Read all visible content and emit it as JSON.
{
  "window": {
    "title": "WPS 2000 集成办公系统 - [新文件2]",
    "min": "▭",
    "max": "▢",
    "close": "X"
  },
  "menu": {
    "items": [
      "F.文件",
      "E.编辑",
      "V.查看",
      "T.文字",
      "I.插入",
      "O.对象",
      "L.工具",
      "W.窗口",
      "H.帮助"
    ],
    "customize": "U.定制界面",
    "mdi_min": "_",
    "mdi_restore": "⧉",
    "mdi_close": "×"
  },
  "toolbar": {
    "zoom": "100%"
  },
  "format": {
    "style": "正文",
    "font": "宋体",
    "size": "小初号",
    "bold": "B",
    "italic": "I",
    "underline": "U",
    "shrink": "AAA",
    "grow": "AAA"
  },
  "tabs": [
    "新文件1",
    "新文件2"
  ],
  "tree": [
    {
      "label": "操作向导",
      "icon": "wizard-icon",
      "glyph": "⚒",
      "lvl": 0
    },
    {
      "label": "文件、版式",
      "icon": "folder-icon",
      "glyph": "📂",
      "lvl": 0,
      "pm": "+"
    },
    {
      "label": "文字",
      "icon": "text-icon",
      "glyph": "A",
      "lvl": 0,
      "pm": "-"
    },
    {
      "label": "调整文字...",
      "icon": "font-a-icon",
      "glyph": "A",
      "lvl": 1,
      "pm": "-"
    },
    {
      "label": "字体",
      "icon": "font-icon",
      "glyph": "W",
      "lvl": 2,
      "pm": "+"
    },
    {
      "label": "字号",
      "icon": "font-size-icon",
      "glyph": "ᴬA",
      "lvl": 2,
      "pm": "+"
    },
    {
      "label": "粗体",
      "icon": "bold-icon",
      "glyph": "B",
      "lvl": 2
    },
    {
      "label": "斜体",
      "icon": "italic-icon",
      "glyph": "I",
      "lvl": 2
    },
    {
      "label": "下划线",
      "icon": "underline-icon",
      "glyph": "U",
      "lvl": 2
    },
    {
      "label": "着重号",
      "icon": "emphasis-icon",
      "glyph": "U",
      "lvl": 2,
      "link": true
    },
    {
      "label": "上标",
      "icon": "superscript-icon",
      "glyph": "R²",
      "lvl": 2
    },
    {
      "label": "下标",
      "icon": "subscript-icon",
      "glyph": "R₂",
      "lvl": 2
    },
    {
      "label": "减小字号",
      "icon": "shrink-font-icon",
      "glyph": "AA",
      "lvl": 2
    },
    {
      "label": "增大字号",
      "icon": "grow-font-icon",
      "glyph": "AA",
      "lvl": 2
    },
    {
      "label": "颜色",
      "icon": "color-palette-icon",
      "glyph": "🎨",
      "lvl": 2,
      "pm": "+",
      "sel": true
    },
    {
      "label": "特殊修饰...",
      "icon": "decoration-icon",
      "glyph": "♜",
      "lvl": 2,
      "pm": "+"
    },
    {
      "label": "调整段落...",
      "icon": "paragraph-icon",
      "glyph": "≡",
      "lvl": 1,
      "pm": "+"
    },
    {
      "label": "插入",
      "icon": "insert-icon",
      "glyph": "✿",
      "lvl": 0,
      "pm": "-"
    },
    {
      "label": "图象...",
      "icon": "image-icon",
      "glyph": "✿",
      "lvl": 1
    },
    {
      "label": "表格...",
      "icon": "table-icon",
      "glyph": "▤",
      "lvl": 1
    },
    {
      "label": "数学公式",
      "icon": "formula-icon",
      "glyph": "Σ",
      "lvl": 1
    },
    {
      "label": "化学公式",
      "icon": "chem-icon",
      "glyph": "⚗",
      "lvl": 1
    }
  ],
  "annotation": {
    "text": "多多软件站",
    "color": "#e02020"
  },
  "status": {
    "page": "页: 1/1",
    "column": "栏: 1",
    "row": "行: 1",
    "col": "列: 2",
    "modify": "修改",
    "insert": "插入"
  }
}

——————————

Your task is to return the full listing exactly as it was given.

Read all visible content and emit it as JSON.
{
  "window": {
    "title": "WPS 2000 集成办公系统 - [新文件2]",
    "min": "▭",
    "max": "▢",
    "close": "X"
  },
  "menu": {
    "items": [
      "F.文件",
      "E.编辑",
      "V.查看",
      "T.文字",
      "I.插入",
      "O.对象",
      "L.工具",
      "W.窗口",
      "H.帮助"
    ],
    "customize": "U.定制界面",
    "mdi_min": "_",
    "mdi_restore": "⧉",
    "mdi_close": "×"
  },
  "toolbar": {
    "zoom": "100%"
  },
  "format": {
    "style": "正文",
    "font": "宋体",
    "size": "小初号",
    "bold": "B",
    "italic": "I",
    "underline": "U",
    "shrink": "AAA",
    "grow": "AAA"
  },
  "tabs": [
    "新文件1",
    "新文件2"
  ],
  "tree": [
    {
      "label": "操作向导",
      "icon": "wizard-icon",
      "glyph": "⚒",
      "lvl": 0
    },
    {
      "label": "文件、版式",
      "icon": "folder-icon",
      "glyph": "📂",
      "lvl": 0,
      "pm": "+"
    },
    {
      "label": "文字",
      "icon": "text-icon",
      "glyph": "A",
      "lvl": 0,
      "pm": "-"
    },
    {
      "label": "调整文字...",
      "icon": "font-a-icon",
      "glyph": "A",
      "lvl": 1,
      "pm": "-"
    },
    {
      "label": "字体",
      "icon": "font-icon",
      "glyph": "W",
      "lvl": 2,
      "pm": "+"
    },
    {
      "label": "字号",
      "icon": "font-size-icon",
      "glyph": "ᴬA",
      "lvl": 2,
      "pm": "+"
    },
    {
      "label": "粗体",
      "icon": "bold-icon",
      "glyph": "B",
      "lvl": 2
    },
    {
      "label": "斜体",
      "icon": "italic-icon",
      "glyph": "I",
      "lvl": 2
    },
    {
      "label": "下划线",
      "icon": "underline-icon",
      "glyph": "U",
      "lvl": 2
    },
    {
      "label": "着重号",
      "icon": "emphasis-icon",
      "glyph": "U",
      "lvl": 2,
      "link": true
    },
    {
      "label": "上标",
      "icon": "superscript-icon",
      "glyph": "R²",
      "lvl": 2
    },
    {
      "label": "下标",
      "icon": "subscript-icon",
      "glyph": "R₂",
      "lvl": 2
    },
    {
      "label": "减小字号",
      "icon": "shrink-font-icon",
      "glyph": "AA",
      "lvl": 2
    },
    {
      "label": "增大字号",
      "icon": "grow-font-icon",
      "glyph": "AA",
      "lvl": 2
    },
    {
      "label": "颜色",
      "icon": "color-palette-icon",
      "glyph": "🎨",
      "lvl": 2,
      "pm": "+",
      "sel": true
    },
    {
      "label": "特殊修饰...",
      "icon": "decoration-icon",
      "glyph": "♜",
      "lvl": 2,
      "pm": "+"
    },
    {
      "label": "调整段落...",
      "icon": "paragraph-icon",
      "glyph": "≡",
      "lvl": 1,
      "pm": "+"
    },
    {
      "label": "插入",
      "icon": "insert-icon",
      "glyph": "✿",
      "lvl": 0,
      "pm": "-"
    },
    {
      "label": "图象...",
      "icon": "image-icon",
      "glyph": "✿",
      "lvl": 1
    },
    {
      "label": "表格...",
      "icon": "table-icon",
      "glyph": "▤",
      "lvl": 1
    },
    {
      "label": "数学公式",
      "icon": "formula-icon",
      "glyph": "Σ",
      "lvl": 1
    },
    {
      "label": "化学公式",
      "icon": "chem-icon",
      "glyph": "⚗",
      "lvl": 1
    }
  ],
  "annotation": {
    "text": "多多软件站",
    "color": "#e02020"
  },
  "status": {
    "page": "页: 1/1",
    "column": "栏: 1",
    "row": "行: 1",
    "col": "列: 2",
    "modify": "修改",
    "insert": "插入"
  }
}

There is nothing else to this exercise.